• GIVEN TASK:
Determine which lines contain the word "RADAR", then copy those lines.

• STORED DATA:
**********

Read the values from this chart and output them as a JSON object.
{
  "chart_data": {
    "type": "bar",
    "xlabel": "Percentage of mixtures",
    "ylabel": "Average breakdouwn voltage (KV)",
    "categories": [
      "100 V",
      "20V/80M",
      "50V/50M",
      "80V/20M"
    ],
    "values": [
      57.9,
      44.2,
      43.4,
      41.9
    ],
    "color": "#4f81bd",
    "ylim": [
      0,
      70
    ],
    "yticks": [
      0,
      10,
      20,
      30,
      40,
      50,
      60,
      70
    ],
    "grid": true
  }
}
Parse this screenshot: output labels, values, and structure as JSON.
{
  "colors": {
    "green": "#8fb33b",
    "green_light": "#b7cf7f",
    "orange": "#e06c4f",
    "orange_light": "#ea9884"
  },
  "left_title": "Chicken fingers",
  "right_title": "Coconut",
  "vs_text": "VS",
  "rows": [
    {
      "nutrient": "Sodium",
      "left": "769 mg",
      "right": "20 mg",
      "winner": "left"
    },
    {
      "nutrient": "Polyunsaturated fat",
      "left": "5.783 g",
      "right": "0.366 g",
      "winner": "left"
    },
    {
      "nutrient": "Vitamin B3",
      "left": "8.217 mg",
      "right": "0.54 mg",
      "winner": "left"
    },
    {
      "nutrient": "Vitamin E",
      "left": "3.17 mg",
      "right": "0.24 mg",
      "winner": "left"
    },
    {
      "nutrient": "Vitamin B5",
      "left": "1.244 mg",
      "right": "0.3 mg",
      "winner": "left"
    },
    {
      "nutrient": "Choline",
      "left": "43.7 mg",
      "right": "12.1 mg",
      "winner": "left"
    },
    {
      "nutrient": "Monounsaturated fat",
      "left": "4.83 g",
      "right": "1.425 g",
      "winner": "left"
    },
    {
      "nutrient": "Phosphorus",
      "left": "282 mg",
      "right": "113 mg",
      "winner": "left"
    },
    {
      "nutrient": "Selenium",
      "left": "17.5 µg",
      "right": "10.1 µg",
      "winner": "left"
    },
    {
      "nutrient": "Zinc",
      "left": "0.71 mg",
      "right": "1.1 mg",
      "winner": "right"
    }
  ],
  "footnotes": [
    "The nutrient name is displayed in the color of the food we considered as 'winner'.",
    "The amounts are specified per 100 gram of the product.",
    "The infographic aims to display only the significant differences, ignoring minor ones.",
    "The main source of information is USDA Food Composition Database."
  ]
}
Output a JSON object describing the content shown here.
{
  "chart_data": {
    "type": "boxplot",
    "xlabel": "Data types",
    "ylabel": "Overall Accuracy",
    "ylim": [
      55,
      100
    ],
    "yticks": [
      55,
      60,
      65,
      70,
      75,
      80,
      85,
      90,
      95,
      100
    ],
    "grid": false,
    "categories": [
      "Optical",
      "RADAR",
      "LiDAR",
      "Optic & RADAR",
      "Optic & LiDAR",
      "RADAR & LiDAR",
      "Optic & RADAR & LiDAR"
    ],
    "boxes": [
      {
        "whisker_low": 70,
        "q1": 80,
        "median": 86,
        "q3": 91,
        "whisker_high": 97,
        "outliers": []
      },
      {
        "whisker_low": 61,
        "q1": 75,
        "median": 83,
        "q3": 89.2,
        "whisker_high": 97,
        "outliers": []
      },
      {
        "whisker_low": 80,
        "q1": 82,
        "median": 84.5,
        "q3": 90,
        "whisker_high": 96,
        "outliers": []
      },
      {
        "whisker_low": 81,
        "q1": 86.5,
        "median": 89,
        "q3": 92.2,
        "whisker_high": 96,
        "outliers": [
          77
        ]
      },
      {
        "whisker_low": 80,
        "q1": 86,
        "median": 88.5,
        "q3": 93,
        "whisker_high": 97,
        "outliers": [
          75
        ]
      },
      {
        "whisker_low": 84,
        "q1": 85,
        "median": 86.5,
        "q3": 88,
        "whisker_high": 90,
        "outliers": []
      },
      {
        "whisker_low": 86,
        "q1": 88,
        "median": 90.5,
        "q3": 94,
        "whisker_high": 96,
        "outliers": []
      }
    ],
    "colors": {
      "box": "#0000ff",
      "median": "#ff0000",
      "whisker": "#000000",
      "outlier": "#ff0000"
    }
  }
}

**********

• TASK RESPONSE:
      "RADAR",
      "Optic & RADAR",
      "RADAR & LiDAR",
      "Optic & RADAR & LiDAR"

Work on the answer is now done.